* Problems and tasks:
#1 Quote the blueberry jam recipe below from "Blueberry jam comes" up to and including "can set properly.".
#2 Continue the blueberry jam recipe from the point where it ends.

* Document extract:

☆ ☆ ☆ ☆

Homemade Blueberry Jam

This delicious homemade blueberry jam is made with fresh blueberries, lemon juice, sugar, and pectin for a not-too-sweet summer treat you will want to slather on everything! Learn how to make and can blueberry jam with this easy to follow step-by-step guide.

A glass jar with blueberry jam and a blueberry to the right.

In all of the cooking, baking, and creating I have done since starting this blog back in 2007, I can honestly say that these jars of blueberry jam have given me the biggest sense of kitchen satisfaction since I mastered yeast bread.

Sometimes I rush around the kitchen and many times my mind is in a million different places at once. When I make this jam, I slow down. It doesn’t happen consciously, but I eventually become aware that I’ve allowed myself to become fully immersed in the process.

Crushing fresh blueberries, stirring the jam while it boils, carefully filling each hot jar with the mixture, picking them up, one-by-one, once they’re finished. I enjoy each and every step, and I can see how folks get into a serious canning habit. It’s more than just filling jars with jelly or jam; it’s a reminder that even though we’re busy, every once and a while we can allow life to slow down, be simpler, and be in the moment. Totally worth it.

Overcoming Canning Fears

When I first tried my hand at canning, I was intimidated by the process. I thought:

  • It’s going to take all day.
  • It’s going to make a massive mess.
  • I’m going to give people botulism. 
  • I will inevitably not get it right.

Finally, I sucked it up and ordered all of the supplies that I needed for the task. I designated a day to do it and just went for it! Let me tell you, I was so thrilled about how wrong I was regarding the entire process.

From start to finish, including prepping the jars and cleaning up, it took me 3 hours. Eight jars of jam in 3 hours made with 4 simple ingredients and no high fructose corn syrup… that’s unbelievably awesome if you ask me.

A tall glass jar with blueberry jam next to a cup of blueberries with a small glass jar of jam in front with a spoon in front of the glass jar and a piece of bread to the left.

Blueberry jam comes together with just a few simple ingredients to make a preserve perfect for slathering on toast and biscuits. Whole or crushed blueberries cook with sugar and lemon juice until they reach a gelling point. You can also use pectin to help obtain a thicker jam.

Jam differs from jelly in one main way. For jelly, the fruit is often crushed and cooked then strained for its juices. This results in a clear consistency versus the chunky consistency of a homemade jam.

Ingredients You’ll Need

Ingredients for blueberry jam labeled with a purple label telling what each ingredient is.
  • Blueberries: Fresh or frozen blueberries work well in this recipe. When they are in season, I prefer to use fresh blueberries over frozen ones.
  • Lemon Juice: Used to lower the pH in the blueberry mixture so the pectin can set properly.
  • Sugar: Sweetens the jam without making it overly sweet.
  • Liquid Pectin Helps thicken the jam without having to use too much sugar.

☆ ☆ ☆ ☆

* Data segment:

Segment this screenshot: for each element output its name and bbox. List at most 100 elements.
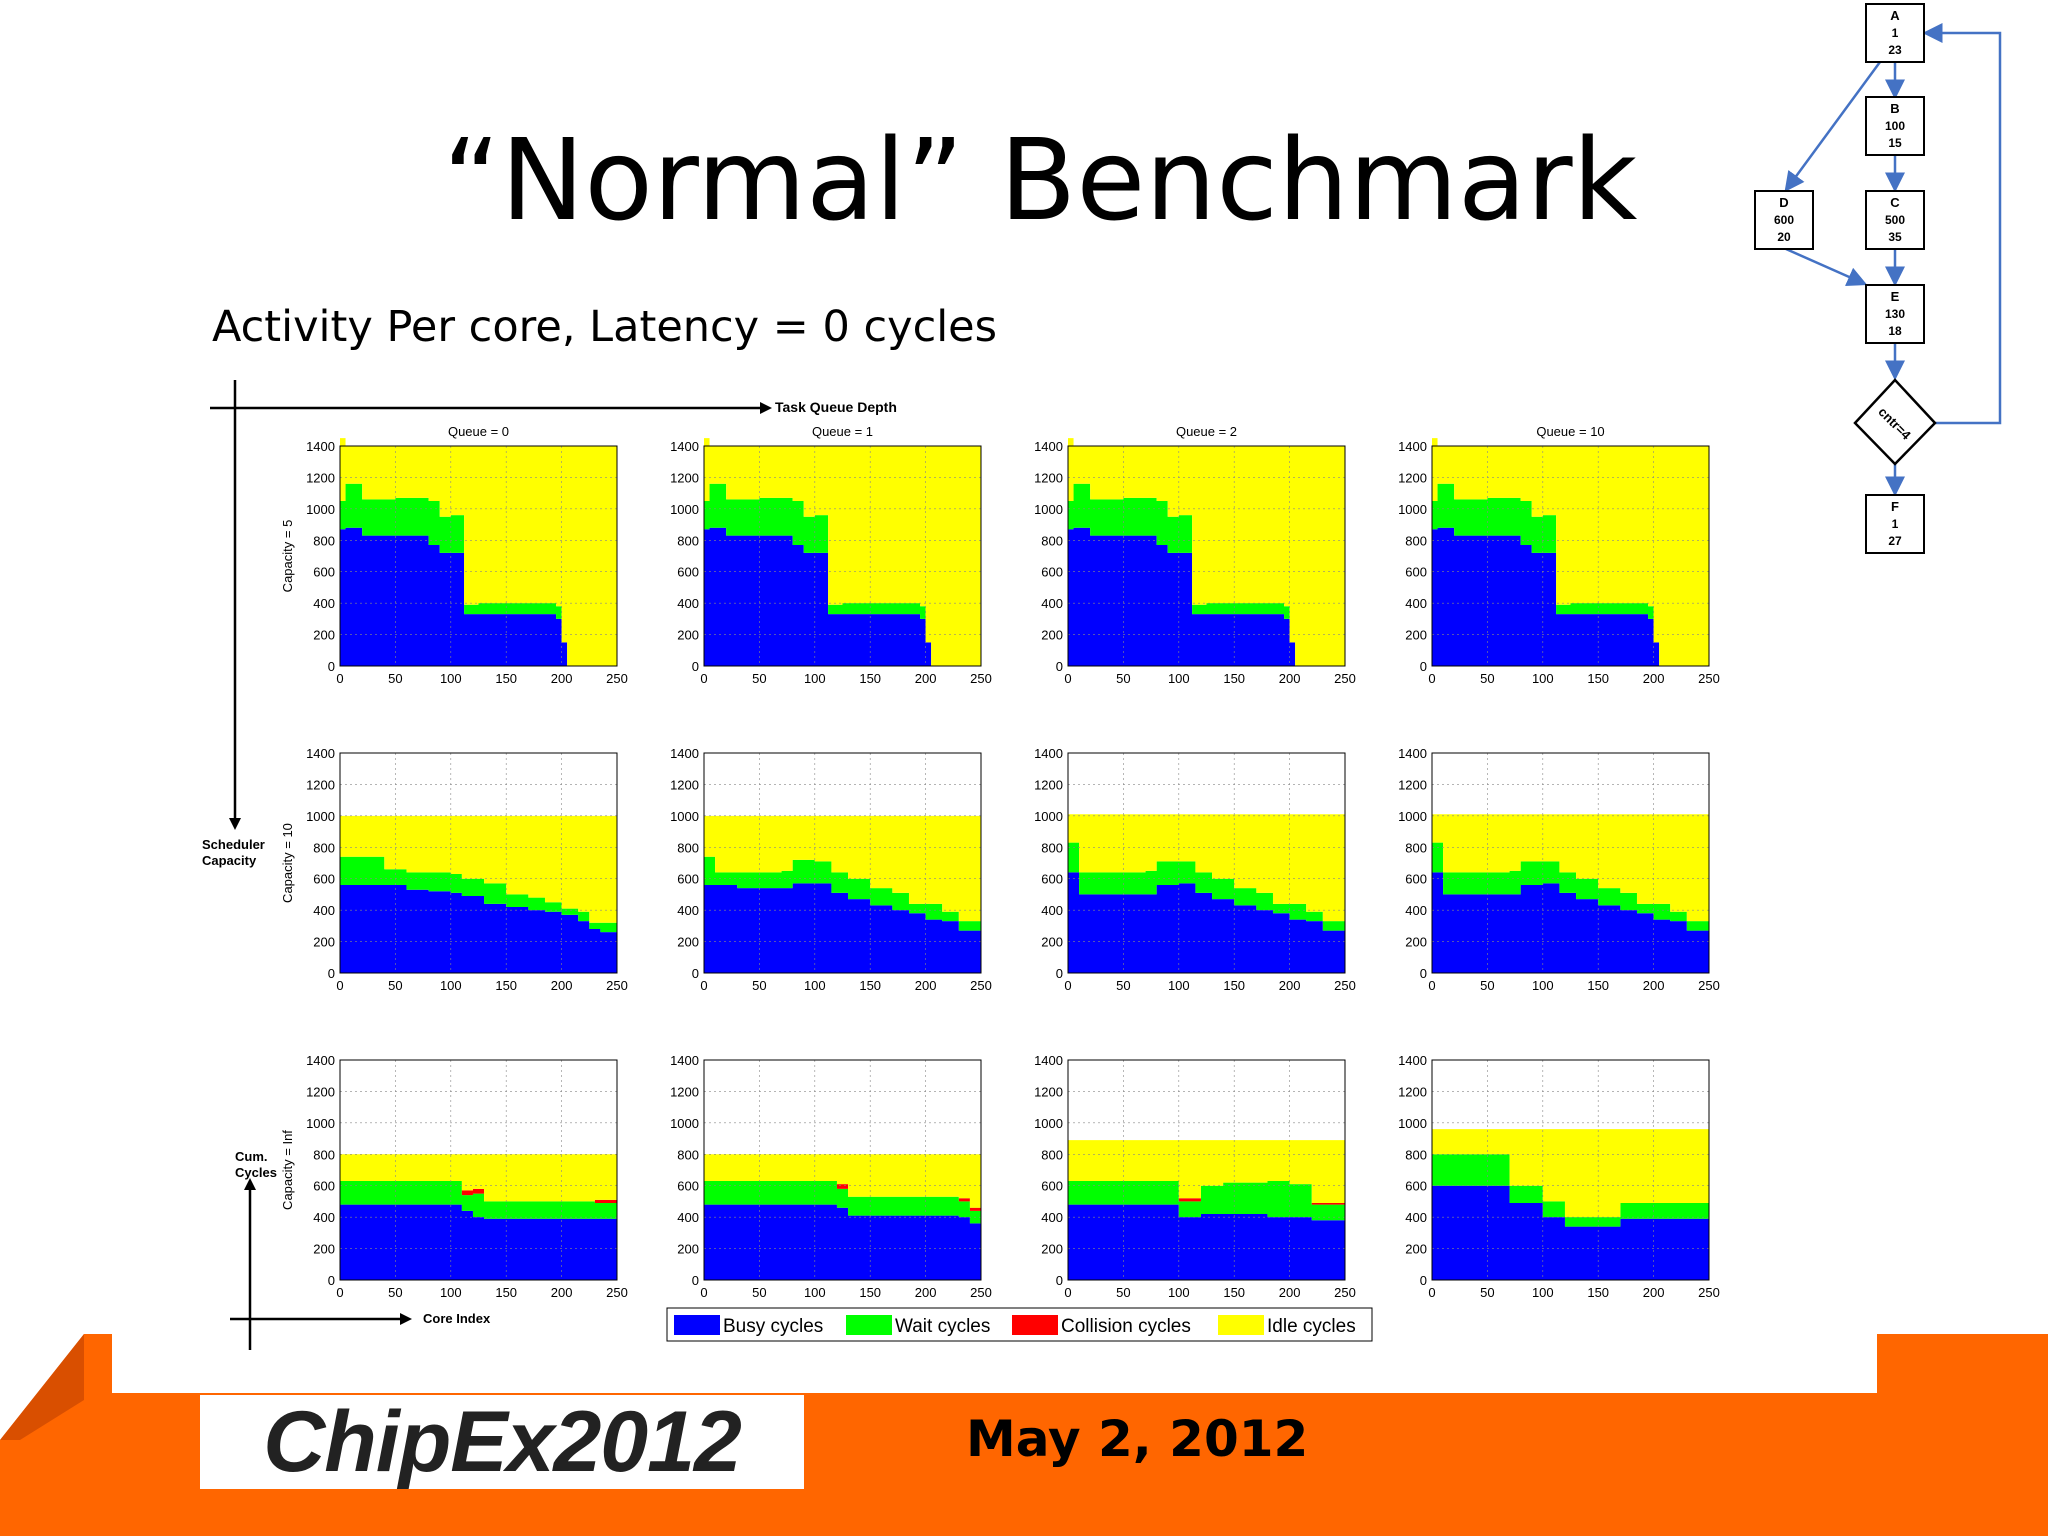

☆ ☆ ☆ ☆

* Responses per task:
#1
Blueberry jam comes together with just a few simple ingredients to make a preserve perfect for slathering on toast and biscuits. Whole or crushed blueberries cook with sugar and lemon juice until they reach a gelling point. You can also use pectin to help obtain a thicker jam.

Jam differs from jelly in one main way. For jelly, the fruit is often crushed and cooked then strained for its juices. This results in a clear consistency versus the chunky consistency of a homemade jam.

Ingredients You’ll Need

Ingredients for blueberry jam labeled with a purple label telling what each ingredient is.
  • Blueberries: Fresh or frozen blueberries work well in this recipe. When they are in season, I prefer to use fresh blueberries over frozen ones.
  • Lemon Juice: Used to lower the pH in the blueberry mixture so the pectin can set properly.

#2
Step-By-Step Directions

Step 1: Prepare the Canner, Jars, and Lids

  • Wash your materials: Wash the jars, lids, and screw bands in hot, soapy water. Rinse well and drain (you don’t need to dry them).
  • Put rack and jars in canner: Place a rack in the bottom of a boiling-water canner, then place the required number of jars on the rack.
  • Add water to the jars and the canner until it reaches the top of the jars.
  • Simmer jars: Cover the canner and bring the water to a simmer (180°F) over medium heat.
  • Simmer lids: Place the lids in a small saucepan, cover with water and bring to a simmer (180°F) over medium heat.
  • Note: Do not boil the jars or lids, just keep them hot until you’re ready to use them and set screw bands aside as they do not require heating.
Side by side photos of preparing the jars for canning.

Step 2: Prepare the Jam

  • Heat blueberries, lemon, and sugar: In a large, deep stainless steel saucepan, combine crushed blueberries, lemon juice, and sugar over high heat.
  • Bring to a boil: Stirring constantly, bring to a full rolling boil that cannot be stirred down.
  • Stir in the pectin. Boil hard, stirring constantly, for 1 minute.
  • Remove from heat and skim off any foam.
Side by side photos of cooking the blueberries to make the jam.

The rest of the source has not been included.